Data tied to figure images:
━━━━━━━━

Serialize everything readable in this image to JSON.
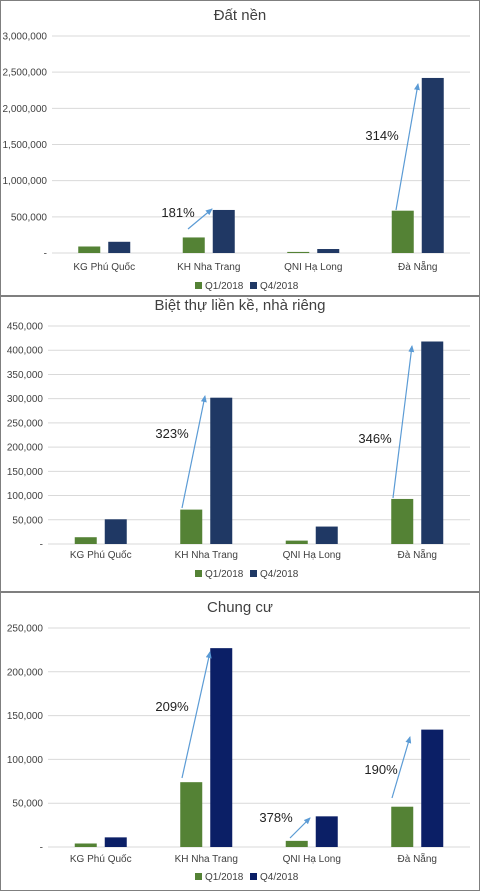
{
  "colors": {
    "q1": "#548235",
    "q4_panel1": "#203864",
    "q4_panel2": "#1F3864",
    "q4_panel3": "#0B1F66",
    "arrow": "#5B9BD5",
    "grid": "#D9D9D9",
    "border": "#7F7F7F",
    "text": "#404040"
  },
  "chart_data": [
    {
      "type": "bar",
      "title": "Đất nền",
      "categories": [
        "KG Phú Quốc",
        "KH Nha Trang",
        "QNI Hạ Long",
        "Đà Nẵng"
      ],
      "series": [
        {
          "name": "Q1/2018",
          "values": [
            90000,
            215000,
            15000,
            585000
          ]
        },
        {
          "name": "Q4/2018",
          "values": [
            155000,
            595000,
            55000,
            2420000
          ]
        }
      ],
      "ylim": [
        0,
        3000000
      ],
      "yticks": [
        "-",
        "500,000",
        "1,000,000",
        "1,500,000",
        "2,000,000",
        "2,500,000",
        "3,000,000"
      ],
      "annotations": [
        {
          "text": "181%",
          "category": "KH Nha Trang"
        },
        {
          "text": "314%",
          "category": "Đà Nẵng"
        }
      ],
      "legend": "bottom",
      "grid": true
    },
    {
      "type": "bar",
      "title": "Biệt thự liền kề, nhà riêng",
      "categories": [
        "KG Phú Quốc",
        "KH Nha Trang",
        "QNI Hạ Long",
        "Đà Nẵng"
      ],
      "series": [
        {
          "name": "Q1/2018",
          "values": [
            14000,
            71000,
            7000,
            93000
          ]
        },
        {
          "name": "Q4/2018",
          "values": [
            51000,
            302000,
            36000,
            418000
          ]
        }
      ],
      "ylim": [
        0,
        450000
      ],
      "yticks": [
        "-",
        "50,000",
        "100,000",
        "150,000",
        "200,000",
        "250,000",
        "300,000",
        "350,000",
        "400,000",
        "450,000"
      ],
      "annotations": [
        {
          "text": "323%",
          "category": "KH Nha Trang"
        },
        {
          "text": "346%",
          "category": "Đà Nẵng"
        }
      ],
      "legend": "bottom",
      "grid": true
    },
    {
      "type": "bar",
      "title": "Chung cư",
      "categories": [
        "KG Phú Quốc",
        "KH Nha Trang",
        "QNI Hạ Long",
        "Đà Nẵng"
      ],
      "series": [
        {
          "name": "Q1/2018",
          "values": [
            4000,
            74000,
            7000,
            46000
          ]
        },
        {
          "name": "Q4/2018",
          "values": [
            11000,
            227000,
            35000,
            134000
          ]
        }
      ],
      "ylim": [
        0,
        250000
      ],
      "yticks": [
        "-",
        "50,000",
        "100,000",
        "150,000",
        "200,000",
        "250,000"
      ],
      "annotations": [
        {
          "text": "209%",
          "category": "KH Nha Trang"
        },
        {
          "text": "378%",
          "category": "QNI Hạ Long"
        },
        {
          "text": "190%",
          "category": "Đà Nẵng"
        }
      ],
      "legend": "bottom",
      "grid": true
    }
  ]
}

━━━━━━━━

* _Set task_: Transcribe the records word for word and include no pictures.

* _Answer to this task_:
Serialize everything readable in this image to JSON.
{
  "colors": {
    "q1": "#548235",
    "q4_panel1": "#203864",
    "q4_panel2": "#1F3864",
    "q4_panel3": "#0B1F66",
    "arrow": "#5B9BD5",
    "grid": "#D9D9D9",
    "border": "#7F7F7F",
    "text": "#404040"
  },
  "chart_data": [
    {
      "type": "bar",
      "title": "Đất nền",
      "categories": [
        "KG Phú Quốc",
        "KH Nha Trang",
        "QNI Hạ Long",
        "Đà Nẵng"
      ],
      "series": [
        {
          "name": "Q1/2018",
          "values": [
            90000,
            215000,
            15000,
            585000
          ]
        },
        {
          "name": "Q4/2018",
          "values": [
            155000,
            595000,
            55000,
            2420000
          ]
        }
      ],
      "ylim": [
        0,
        3000000
      ],
      "yticks": [
        "-",
        "500,000",
        "1,000,000",
        "1,500,000",
        "2,000,000",
        "2,500,000",
        "3,000,000"
      ],
      "annotations": [
        {
          "text": "181%",
          "category": "KH Nha Trang"
        },
        {
          "text": "314%",
          "category": "Đà Nẵng"
        }
      ],
      "legend": "bottom",
      "grid": true
    },
    {
      "type": "bar",
      "title": "Biệt thự liền kề, nhà riêng",
      "categories": [
        "KG Phú Quốc",
        "KH Nha Trang",
        "QNI Hạ Long",
        "Đà Nẵng"
      ],
      "series": [
        {
          "name": "Q1/2018",
          "values": [
            14000,
            71000,
            7000,
            93000
          ]
        },
        {
          "name": "Q4/2018",
          "values": [
            51000,
            302000,
            36000,
            418000
          ]
        }
      ],
      "ylim": [
        0,
        450000
      ],
      "yticks": [
        "-",
        "50,000",
        "100,000",
        "150,000",
        "200,000",
        "250,000",
        "300,000",
        "350,000",
        "400,000",
        "450,000"
      ],
      "annotations": [
        {
          "text": "323%",
          "category": "KH Nha Trang"
        },
        {
          "text": "346%",
          "category": "Đà Nẵng"
        }
      ],
      "legend": "bottom",
      "grid": true
    },
    {
      "type": "bar",
      "title": "Chung cư",
      "categories": [
        "KG Phú Quốc",
        "KH Nha Trang",
        "QNI Hạ Long",
        "Đà Nẵng"
      ],
      "series": [
        {
          "name": "Q1/2018",
          "values": [
            4000,
            74000,
            7000,
            46000
          ]
        },
        {
          "name": "Q4/2018",
          "values": [
            11000,
            227000,
            35000,
            134000
          ]
        }
      ],
      "ylim": [
        0,
        250000
      ],
      "yticks": [
        "-",
        "50,000",
        "100,000",
        "150,000",
        "200,000",
        "250,000"
      ],
      "annotations": [
        {
          "text": "209%",
          "category": "KH Nha Trang"
        },
        {
          "text": "378%",
          "category": "QNI Hạ Long"
        },
        {
          "text": "190%",
          "category": "Đà Nẵng"
        }
      ],
      "legend": "bottom",
      "grid": true
    }
  ]
}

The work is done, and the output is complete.